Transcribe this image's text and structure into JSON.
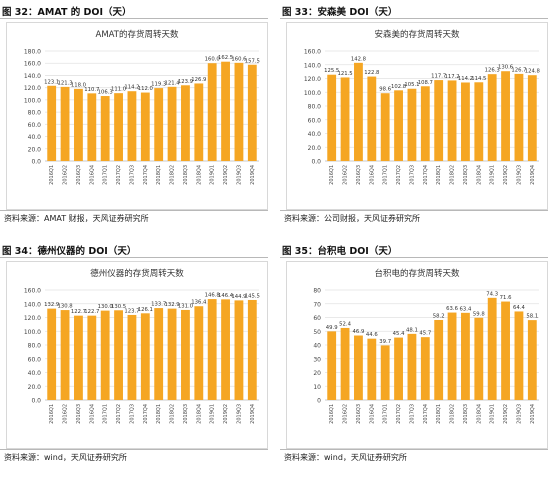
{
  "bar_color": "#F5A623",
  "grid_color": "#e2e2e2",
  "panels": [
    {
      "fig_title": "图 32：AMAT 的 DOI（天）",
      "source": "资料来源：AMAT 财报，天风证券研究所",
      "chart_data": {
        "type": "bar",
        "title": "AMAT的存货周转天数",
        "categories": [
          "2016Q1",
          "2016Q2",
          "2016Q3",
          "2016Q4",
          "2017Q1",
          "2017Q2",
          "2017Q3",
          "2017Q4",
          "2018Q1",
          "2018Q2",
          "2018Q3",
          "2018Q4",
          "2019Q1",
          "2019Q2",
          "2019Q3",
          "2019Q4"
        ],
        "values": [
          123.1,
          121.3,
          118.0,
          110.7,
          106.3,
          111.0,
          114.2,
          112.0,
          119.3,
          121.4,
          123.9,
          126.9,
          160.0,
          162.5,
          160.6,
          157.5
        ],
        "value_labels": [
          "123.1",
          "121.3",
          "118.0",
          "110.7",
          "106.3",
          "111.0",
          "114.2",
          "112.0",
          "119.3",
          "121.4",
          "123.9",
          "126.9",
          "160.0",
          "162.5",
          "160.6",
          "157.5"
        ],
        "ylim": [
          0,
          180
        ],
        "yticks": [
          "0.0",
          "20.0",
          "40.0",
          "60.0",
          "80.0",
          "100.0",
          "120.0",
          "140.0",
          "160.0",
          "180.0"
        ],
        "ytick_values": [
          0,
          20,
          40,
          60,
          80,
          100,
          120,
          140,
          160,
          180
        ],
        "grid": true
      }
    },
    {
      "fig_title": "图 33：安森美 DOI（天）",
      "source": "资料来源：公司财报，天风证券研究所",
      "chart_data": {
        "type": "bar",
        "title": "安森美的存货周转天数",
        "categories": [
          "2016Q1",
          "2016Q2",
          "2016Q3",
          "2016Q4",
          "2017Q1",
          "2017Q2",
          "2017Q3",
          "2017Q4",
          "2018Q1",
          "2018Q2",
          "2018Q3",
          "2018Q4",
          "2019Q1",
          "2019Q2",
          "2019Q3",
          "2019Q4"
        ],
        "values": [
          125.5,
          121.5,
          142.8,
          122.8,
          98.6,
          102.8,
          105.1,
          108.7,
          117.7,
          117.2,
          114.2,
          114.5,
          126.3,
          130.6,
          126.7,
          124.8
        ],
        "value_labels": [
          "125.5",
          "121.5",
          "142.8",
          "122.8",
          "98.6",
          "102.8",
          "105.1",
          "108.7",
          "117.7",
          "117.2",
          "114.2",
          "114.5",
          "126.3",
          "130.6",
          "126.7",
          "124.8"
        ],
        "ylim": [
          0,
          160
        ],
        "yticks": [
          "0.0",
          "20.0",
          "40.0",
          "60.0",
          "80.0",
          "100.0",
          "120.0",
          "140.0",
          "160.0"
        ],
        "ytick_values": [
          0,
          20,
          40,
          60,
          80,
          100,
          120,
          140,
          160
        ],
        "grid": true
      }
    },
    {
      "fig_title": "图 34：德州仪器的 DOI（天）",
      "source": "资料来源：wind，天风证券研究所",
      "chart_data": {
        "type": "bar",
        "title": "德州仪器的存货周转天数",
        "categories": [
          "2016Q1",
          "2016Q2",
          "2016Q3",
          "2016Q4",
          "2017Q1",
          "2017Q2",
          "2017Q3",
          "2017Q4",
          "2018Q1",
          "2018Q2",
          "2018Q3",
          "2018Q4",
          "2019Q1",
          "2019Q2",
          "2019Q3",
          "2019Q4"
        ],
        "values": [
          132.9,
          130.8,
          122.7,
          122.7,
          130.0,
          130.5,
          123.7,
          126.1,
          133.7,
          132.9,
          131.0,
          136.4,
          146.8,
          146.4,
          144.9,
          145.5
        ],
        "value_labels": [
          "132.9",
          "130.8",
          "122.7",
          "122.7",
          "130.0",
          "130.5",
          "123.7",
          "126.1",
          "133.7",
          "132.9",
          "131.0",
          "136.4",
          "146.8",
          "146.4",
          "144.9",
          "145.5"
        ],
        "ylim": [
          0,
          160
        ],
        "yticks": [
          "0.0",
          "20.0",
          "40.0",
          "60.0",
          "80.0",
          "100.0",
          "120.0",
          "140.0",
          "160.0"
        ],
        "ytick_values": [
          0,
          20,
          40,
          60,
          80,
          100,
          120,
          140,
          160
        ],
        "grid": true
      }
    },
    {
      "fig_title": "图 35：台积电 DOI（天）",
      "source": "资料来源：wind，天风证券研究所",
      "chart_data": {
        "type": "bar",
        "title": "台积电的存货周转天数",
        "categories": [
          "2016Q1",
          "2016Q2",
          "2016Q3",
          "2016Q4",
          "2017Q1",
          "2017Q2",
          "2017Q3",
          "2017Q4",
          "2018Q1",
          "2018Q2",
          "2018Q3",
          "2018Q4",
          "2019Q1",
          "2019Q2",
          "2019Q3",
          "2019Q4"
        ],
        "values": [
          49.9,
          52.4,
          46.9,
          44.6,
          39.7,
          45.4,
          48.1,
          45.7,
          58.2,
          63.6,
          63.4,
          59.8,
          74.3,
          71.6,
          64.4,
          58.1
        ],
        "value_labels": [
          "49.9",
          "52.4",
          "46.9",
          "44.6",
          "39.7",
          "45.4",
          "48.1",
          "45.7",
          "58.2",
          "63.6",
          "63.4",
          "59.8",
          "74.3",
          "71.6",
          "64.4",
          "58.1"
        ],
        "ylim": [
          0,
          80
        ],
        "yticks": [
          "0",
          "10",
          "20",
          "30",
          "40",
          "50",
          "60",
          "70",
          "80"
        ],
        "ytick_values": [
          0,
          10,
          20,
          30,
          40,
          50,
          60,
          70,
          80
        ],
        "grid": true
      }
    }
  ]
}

__________________________________________________

The word "source" appears in how many lines of the data? Answer with only the number.

- **Task answer**:
4